Challenge: Print all the entries verbatim.

Collected data entries:
····················

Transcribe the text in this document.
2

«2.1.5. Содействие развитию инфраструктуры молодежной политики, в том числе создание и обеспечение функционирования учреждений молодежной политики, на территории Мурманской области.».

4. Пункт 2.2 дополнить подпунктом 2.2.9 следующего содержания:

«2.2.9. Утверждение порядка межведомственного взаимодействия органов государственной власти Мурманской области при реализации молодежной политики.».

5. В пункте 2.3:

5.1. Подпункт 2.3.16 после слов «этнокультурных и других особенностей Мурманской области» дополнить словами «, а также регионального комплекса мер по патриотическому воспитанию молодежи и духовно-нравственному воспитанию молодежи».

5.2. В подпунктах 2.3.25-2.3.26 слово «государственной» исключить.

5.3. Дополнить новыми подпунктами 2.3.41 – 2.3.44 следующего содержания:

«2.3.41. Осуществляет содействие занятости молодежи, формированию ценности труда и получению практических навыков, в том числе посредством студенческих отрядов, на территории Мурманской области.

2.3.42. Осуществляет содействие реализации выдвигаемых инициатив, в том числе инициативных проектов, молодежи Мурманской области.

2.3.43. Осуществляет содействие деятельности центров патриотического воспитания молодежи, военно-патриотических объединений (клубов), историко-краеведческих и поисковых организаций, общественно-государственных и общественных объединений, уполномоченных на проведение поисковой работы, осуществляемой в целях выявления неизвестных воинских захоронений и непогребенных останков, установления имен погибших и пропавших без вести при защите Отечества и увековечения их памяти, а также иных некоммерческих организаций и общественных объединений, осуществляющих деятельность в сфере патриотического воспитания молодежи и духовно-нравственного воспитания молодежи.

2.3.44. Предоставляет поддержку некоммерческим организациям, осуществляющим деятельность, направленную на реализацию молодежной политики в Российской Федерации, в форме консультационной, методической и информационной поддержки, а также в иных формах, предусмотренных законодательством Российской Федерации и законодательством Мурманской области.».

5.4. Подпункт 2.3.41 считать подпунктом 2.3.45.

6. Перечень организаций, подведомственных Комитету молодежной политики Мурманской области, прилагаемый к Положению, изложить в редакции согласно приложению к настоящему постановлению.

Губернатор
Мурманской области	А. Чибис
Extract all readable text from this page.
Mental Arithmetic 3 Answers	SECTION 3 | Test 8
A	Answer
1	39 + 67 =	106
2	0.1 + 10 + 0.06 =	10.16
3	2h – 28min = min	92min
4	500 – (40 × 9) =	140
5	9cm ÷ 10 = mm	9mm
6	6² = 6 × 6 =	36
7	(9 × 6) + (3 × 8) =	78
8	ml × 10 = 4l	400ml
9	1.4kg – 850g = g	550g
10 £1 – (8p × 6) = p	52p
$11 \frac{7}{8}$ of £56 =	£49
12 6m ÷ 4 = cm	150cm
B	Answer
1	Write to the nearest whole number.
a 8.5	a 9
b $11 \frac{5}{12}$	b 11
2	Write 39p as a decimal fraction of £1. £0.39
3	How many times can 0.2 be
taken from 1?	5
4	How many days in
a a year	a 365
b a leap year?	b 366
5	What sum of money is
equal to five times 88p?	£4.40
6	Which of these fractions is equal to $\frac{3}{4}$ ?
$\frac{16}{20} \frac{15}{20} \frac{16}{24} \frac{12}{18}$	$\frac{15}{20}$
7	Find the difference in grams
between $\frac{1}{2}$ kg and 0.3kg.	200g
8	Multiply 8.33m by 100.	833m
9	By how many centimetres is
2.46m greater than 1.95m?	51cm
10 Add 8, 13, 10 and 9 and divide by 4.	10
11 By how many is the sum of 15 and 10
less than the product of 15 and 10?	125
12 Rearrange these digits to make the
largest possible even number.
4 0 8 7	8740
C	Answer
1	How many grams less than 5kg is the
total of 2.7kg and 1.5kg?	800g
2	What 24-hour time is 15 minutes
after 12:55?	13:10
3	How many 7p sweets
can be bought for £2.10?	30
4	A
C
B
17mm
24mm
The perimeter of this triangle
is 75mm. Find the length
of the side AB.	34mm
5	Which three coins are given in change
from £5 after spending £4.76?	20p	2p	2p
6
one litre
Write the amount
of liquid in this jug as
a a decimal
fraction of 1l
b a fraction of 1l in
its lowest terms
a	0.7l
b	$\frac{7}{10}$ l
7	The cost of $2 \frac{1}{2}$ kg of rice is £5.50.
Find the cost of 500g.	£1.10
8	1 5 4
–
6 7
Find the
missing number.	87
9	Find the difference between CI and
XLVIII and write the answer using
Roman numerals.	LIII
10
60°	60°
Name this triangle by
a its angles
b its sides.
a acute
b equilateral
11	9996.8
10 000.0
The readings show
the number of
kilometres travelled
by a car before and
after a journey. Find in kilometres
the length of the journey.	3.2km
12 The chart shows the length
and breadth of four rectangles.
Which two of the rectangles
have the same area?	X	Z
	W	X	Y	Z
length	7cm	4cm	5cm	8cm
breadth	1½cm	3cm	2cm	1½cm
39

····················

The solution:
Transcribe the text in this document.
2

«2.1.5. Содействие развитию инфраструктуры молодежной политики, в том числе создание и обеспечение функционирования учреждений молодежной политики, на территории Мурманской области.».

4. Пункт 2.2 дополнить подпунктом 2.2.9 следующего содержания:

«2.2.9. Утверждение порядка межведомственного взаимодействия органов государственной власти Мурманской области при реализации молодежной политики.».

5. В пункте 2.3:

5.1. Подпункт 2.3.16 после слов «этнокультурных и других особенностей Мурманской области» дополнить словами «, а также регионального комплекса мер по патриотическому воспитанию молодежи и духовно-нравственному воспитанию молодежи».

5.2. В подпунктах 2.3.25-2.3.26 слово «государственной» исключить.

5.3. Дополнить новыми подпунктами 2.3.41 – 2.3.44 следующего содержания:

«2.3.41. Осуществляет содействие занятости молодежи, формированию ценности труда и получению практических навыков, в том числе посредством студенческих отрядов, на территории Мурманской области.

2.3.42. Осуществляет содействие реализации выдвигаемых инициатив, в том числе инициативных проектов, молодежи Мурманской области.

2.3.43. Осуществляет содействие деятельности центров патриотического воспитания молодежи, военно-патриотических объединений (клубов), историко-краеведческих и поисковых организаций, общественно-государственных и общественных объединений, уполномоченных на проведение поисковой работы, осуществляемой в целях выявления неизвестных воинских захоронений и непогребенных останков, установления имен погибших и пропавших без вести при защите Отечества и увековечения их памяти, а также иных некоммерческих организаций и общественных объединений, осуществляющих деятельность в сфере патриотического воспитания молодежи и духовно-нравственного воспитания молодежи.

2.3.44. Предоставляет поддержку некоммерческим организациям, осуществляющим деятельность, направленную на реализацию молодежной политики в Российской Федерации, в форме консультационной, методической и информационной поддержки, а также в иных формах, предусмотренных законодательством Российской Федерации и законодательством Мурманской области.».

5.4. Подпункт 2.3.41 считать подпунктом 2.3.45.

6. Перечень организаций, подведомственных Комитету молодежной политики Мурманской области, прилагаемый к Положению, изложить в редакции согласно приложению к настоящему постановлению.

Губернатор
Мурманской области	А. Чибис
Extract all readable text from this page.
Mental Arithmetic 3 Answers	SECTION 3 | Test 8
A	Answer
1	39 + 67 =	106
2	0.1 + 10 + 0.06 =	10.16
3	2h – 28min = min	92min
4	500 – (40 × 9) =	140
5	9cm ÷ 10 = mm	9mm
6	6² = 6 × 6 =	36
7	(9 × 6) + (3 × 8) =	78
8	ml × 10 = 4l	400ml
9	1.4kg – 850g = g	550g
10 £1 – (8p × 6) = p	52p
$11 \frac{7}{8}$ of £56 =	£49
12 6m ÷ 4 = cm	150cm
B	Answer
1	Write to the nearest whole number.
a 8.5	a 9
b $11 \frac{5}{12}$	b 11
2	Write 39p as a decimal fraction of £1. £0.39
3	How many times can 0.2 be
taken from 1?	5
4	How many days in
a a year	a 365
b a leap year?	b 366
5	What sum of money is
equal to five times 88p?	£4.40
6	Which of these fractions is equal to $\frac{3}{4}$ ?
$\frac{16}{20} \frac{15}{20} \frac{16}{24} \frac{12}{18}$	$\frac{15}{20}$
7	Find the difference in grams
between $\frac{1}{2}$ kg and 0.3kg.	200g
8	Multiply 8.33m by 100.	833m
9	By how many centimetres is
2.46m greater than 1.95m?	51cm
10 Add 8, 13, 10 and 9 and divide by 4.	10
11 By how many is the sum of 15 and 10
less than the product of 15 and 10?	125
12 Rearrange these digits to make the
largest possible even number.
4 0 8 7	8740
C	Answer
1	How many grams less than 5kg is the
total of 2.7kg and 1.5kg?	800g
2	What 24-hour time is 15 minutes
after 12:55?	13:10
3	How many 7p sweets
can be bought for £2.10?	30
4	A
C
B
17mm
24mm
The perimeter of this triangle
is 75mm. Find the length
of the side AB.	34mm
5	Which three coins are given in change
from £5 after spending £4.76?	20p	2p	2p
6
one litre
Write the amount
of liquid in this jug as
a a decimal
fraction of 1l
b a fraction of 1l in
its lowest terms
a	0.7l
b	$\frac{7}{10}$ l
7	The cost of $2 \frac{1}{2}$ kg of rice is £5.50.
Find the cost of 500g.	£1.10
8	1 5 4
–
6 7
Find the
missing number.	87
9	Find the difference between CI and
XLVIII and write the answer using
Roman numerals.	LIII
10
60°	60°
Name this triangle by
a its angles
b its sides.
a acute
b equilateral
11	9996.8
10 000.0
The readings show
the number of
kilometres travelled
by a car before and
after a journey. Find in kilometres
the length of the journey.	3.2km
12 The chart shows the length
and breadth of four rectangles.
Which two of the rectangles
have the same area?	X	Z
	W	X	Y	Z
length	7cm	4cm	5cm	8cm
breadth	1½cm	3cm	2cm	1½cm
39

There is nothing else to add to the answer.